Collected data
========================================================================

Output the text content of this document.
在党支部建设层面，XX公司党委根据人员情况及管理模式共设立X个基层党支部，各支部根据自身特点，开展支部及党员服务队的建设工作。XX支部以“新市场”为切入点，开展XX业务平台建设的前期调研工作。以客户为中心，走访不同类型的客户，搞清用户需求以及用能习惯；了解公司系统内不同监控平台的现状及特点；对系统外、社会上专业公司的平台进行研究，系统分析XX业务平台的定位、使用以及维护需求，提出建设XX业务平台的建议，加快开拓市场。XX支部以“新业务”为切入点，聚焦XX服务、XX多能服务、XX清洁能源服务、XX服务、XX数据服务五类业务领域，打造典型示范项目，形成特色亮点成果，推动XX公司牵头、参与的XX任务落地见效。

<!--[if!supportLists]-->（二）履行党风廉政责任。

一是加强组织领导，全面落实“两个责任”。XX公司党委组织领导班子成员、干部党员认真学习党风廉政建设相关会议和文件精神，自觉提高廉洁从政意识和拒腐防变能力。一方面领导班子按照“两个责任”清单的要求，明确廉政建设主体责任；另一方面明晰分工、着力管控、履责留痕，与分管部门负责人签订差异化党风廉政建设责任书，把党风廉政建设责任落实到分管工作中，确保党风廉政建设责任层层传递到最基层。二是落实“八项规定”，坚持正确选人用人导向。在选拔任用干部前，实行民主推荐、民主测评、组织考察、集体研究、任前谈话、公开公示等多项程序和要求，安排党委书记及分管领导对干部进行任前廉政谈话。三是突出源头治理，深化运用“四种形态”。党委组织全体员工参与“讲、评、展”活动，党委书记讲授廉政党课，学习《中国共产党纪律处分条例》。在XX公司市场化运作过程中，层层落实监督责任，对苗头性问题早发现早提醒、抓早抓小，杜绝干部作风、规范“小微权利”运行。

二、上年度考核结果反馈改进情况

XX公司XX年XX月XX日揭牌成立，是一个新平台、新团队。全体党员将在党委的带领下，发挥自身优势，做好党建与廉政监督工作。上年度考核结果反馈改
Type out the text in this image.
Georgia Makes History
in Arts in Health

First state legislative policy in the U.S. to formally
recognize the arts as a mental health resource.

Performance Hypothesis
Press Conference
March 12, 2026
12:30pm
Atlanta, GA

========================================================================

_WHAT YOU NEED TO DO_:
Repeat all the entries word for word.

_COMPLETE RESPONSE_:
Output the text content of this document.
在党支部建设层面，XX公司党委根据人员情况及管理模式共设立X个基层党支部，各支部根据自身特点，开展支部及党员服务队的建设工作。XX支部以“新市场”为切入点，开展XX业务平台建设的前期调研工作。以客户为中心，走访不同类型的客户，搞清用户需求以及用能习惯；了解公司系统内不同监控平台的现状及特点；对系统外、社会上专业公司的平台进行研究，系统分析XX业务平台的定位、使用以及维护需求，提出建设XX业务平台的建议，加快开拓市场。XX支部以“新业务”为切入点，聚焦XX服务、XX多能服务、XX清洁能源服务、XX服务、XX数据服务五类业务领域，打造典型示范项目，形成特色亮点成果，推动XX公司牵头、参与的XX任务落地见效。

<!--[if!supportLists]-->（二）履行党风廉政责任。

一是加强组织领导，全面落实“两个责任”。XX公司党委组织领导班子成员、干部党员认真学习党风廉政建设相关会议和文件精神，自觉提高廉洁从政意识和拒腐防变能力。一方面领导班子按照“两个责任”清单的要求，明确廉政建设主体责任；另一方面明晰分工、着力管控、履责留痕，与分管部门负责人签订差异化党风廉政建设责任书，把党风廉政建设责任落实到分管工作中，确保党风廉政建设责任层层传递到最基层。二是落实“八项规定”，坚持正确选人用人导向。在选拔任用干部前，实行民主推荐、民主测评、组织考察、集体研究、任前谈话、公开公示等多项程序和要求，安排党委书记及分管领导对干部进行任前廉政谈话。三是突出源头治理，深化运用“四种形态”。党委组织全体员工参与“讲、评、展”活动，党委书记讲授廉政党课，学习《中国共产党纪律处分条例》。在XX公司市场化运作过程中，层层落实监督责任，对苗头性问题早发现早提醒、抓早抓小，杜绝干部作风、规范“小微权利”运行。

二、上年度考核结果反馈改进情况

XX公司XX年XX月XX日揭牌成立，是一个新平台、新团队。全体党员将在党委的带领下，发挥自身优势，做好党建与廉政监督工作。上年度考核结果反馈改
Type out the text in this image.
Georgia Makes History
in Arts in Health

First state legislative policy in the U.S. to formally
recognize the arts as a mental health resource.

Performance Hypothesis
Press Conference
March 12, 2026
12:30pm
Atlanta, GA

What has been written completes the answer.